Print the data that follows exactly.

Source records:
....
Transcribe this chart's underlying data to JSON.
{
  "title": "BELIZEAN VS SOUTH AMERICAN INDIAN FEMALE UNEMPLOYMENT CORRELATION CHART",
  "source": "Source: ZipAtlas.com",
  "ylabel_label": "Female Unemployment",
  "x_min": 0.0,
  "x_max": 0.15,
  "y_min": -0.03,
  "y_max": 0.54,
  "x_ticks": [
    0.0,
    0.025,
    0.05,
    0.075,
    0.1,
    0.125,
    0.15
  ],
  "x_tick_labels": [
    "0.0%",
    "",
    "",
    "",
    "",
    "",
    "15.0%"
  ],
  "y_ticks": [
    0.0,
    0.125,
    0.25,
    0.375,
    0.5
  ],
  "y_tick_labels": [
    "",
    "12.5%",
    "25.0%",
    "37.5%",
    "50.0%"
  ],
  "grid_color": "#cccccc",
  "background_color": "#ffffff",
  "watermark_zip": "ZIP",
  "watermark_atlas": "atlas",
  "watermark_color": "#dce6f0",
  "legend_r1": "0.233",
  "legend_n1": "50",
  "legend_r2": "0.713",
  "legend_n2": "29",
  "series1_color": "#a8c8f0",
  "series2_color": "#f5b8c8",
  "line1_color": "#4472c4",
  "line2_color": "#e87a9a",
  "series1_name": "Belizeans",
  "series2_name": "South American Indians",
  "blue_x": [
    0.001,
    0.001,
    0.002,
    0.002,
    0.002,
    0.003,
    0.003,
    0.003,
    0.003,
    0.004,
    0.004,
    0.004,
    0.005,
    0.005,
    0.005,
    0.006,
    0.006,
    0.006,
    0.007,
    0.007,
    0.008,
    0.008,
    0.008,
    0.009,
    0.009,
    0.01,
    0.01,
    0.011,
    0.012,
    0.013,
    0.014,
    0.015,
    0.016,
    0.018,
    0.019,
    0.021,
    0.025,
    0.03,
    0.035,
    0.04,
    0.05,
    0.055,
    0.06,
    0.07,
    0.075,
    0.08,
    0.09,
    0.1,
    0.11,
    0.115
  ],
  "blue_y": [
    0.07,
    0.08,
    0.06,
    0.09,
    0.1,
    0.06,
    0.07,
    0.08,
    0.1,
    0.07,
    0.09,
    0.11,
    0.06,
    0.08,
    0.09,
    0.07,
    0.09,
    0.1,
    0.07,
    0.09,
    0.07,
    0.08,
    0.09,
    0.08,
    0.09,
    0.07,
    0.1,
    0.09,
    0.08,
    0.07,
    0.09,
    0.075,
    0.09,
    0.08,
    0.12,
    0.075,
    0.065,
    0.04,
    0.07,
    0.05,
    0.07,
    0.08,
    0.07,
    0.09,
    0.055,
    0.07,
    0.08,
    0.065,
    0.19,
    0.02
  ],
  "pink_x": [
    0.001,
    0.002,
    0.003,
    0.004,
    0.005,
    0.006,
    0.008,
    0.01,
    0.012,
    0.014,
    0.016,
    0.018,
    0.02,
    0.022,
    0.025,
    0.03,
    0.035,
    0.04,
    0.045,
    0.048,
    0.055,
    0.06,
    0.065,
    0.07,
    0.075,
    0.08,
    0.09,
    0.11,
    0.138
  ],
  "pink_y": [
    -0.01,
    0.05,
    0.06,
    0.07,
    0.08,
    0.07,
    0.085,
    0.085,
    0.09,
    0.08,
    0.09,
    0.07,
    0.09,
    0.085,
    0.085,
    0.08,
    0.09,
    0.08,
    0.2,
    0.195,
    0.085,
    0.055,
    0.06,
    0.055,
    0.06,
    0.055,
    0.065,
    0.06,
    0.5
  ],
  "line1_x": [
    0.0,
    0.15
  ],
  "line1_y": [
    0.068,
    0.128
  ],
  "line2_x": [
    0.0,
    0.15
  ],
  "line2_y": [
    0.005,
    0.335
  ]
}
....
Solution to this exercise:
Transcribe this chart's underlying data to JSON.
{
  "title": "BELIZEAN VS SOUTH AMERICAN INDIAN FEMALE UNEMPLOYMENT CORRELATION CHART",
  "source": "Source: ZipAtlas.com",
  "ylabel_label": "Female Unemployment",
  "x_min": 0.0,
  "x_max": 0.15,
  "y_min": -0.03,
  "y_max": 0.54,
  "x_ticks": [
    0.0,
    0.025,
    0.05,
    0.075,
    0.1,
    0.125,
    0.15
  ],
  "x_tick_labels": [
    "0.0%",
    "",
    "",
    "",
    "",
    "",
    "15.0%"
  ],
  "y_ticks": [
    0.0,
    0.125,
    0.25,
    0.375,
    0.5
  ],
  "y_tick_labels": [
    "",
    "12.5%",
    "25.0%",
    "37.5%",
    "50.0%"
  ],
  "grid_color": "#cccccc",
  "background_color": "#ffffff",
  "watermark_zip": "ZIP",
  "watermark_atlas": "atlas",
  "watermark_color": "#dce6f0",
  "legend_r1": "0.233",
  "legend_n1": "50",
  "legend_r2": "0.713",
  "legend_n2": "29",
  "series1_color": "#a8c8f0",
  "series2_color": "#f5b8c8",
  "line1_color": "#4472c4",
  "line2_color": "#e87a9a",
  "series1_name": "Belizeans",
  "series2_name": "South American Indians",
  "blue_x": [
    0.001,
    0.001,
    0.002,
    0.002,
    0.002,
    0.003,
    0.003,
    0.003,
    0.003,
    0.004,
    0.004,
    0.004,
    0.005,
    0.005,
    0.005,
    0.006,
    0.006,
    0.006,
    0.007,
    0.007,
    0.008,
    0.008,
    0.008,
    0.009,
    0.009,
    0.01,
    0.01,
    0.011,
    0.012,
    0.013,
    0.014,
    0.015,
    0.016,
    0.018,
    0.019,
    0.021,
    0.025,
    0.03,
    0.035,
    0.04,
    0.05,
    0.055,
    0.06,
    0.07,
    0.075,
    0.08,
    0.09,
    0.1,
    0.11,
    0.115
  ],
  "blue_y": [
    0.07,
    0.08,
    0.06,
    0.09,
    0.1,
    0.06,
    0.07,
    0.08,
    0.1,
    0.07,
    0.09,
    0.11,
    0.06,
    0.08,
    0.09,
    0.07,
    0.09,
    0.1,
    0.07,
    0.09,
    0.07,
    0.08,
    0.09,
    0.08,
    0.09,
    0.07,
    0.1,
    0.09,
    0.08,
    0.07,
    0.09,
    0.075,
    0.09,
    0.08,
    0.12,
    0.075,
    0.065,
    0.04,
    0.07,
    0.05,
    0.07,
    0.08,
    0.07,
    0.09,
    0.055,
    0.07,
    0.08,
    0.065,
    0.19,
    0.02
  ],
  "pink_x": [
    0.001,
    0.002,
    0.003,
    0.004,
    0.005,
    0.006,
    0.008,
    0.01,
    0.012,
    0.014,
    0.016,
    0.018,
    0.02,
    0.022,
    0.025,
    0.03,
    0.035,
    0.04,
    0.045,
    0.048,
    0.055,
    0.06,
    0.065,
    0.07,
    0.075,
    0.08,
    0.09,
    0.11,
    0.138
  ],
  "pink_y": [
    -0.01,
    0.05,
    0.06,
    0.07,
    0.08,
    0.07,
    0.085,
    0.085,
    0.09,
    0.08,
    0.09,
    0.07,
    0.09,
    0.085,
    0.085,
    0.08,
    0.09,
    0.08,
    0.2,
    0.195,
    0.085,
    0.055,
    0.06,
    0.055,
    0.06,
    0.055,
    0.065,
    0.06,
    0.5
  ],
  "line1_x": [
    0.0,
    0.15
  ],
  "line1_y": [
    0.068,
    0.128
  ],
  "line2_x": [
    0.0,
    0.15
  ],
  "line2_y": [
    0.005,
    0.335
  ]
}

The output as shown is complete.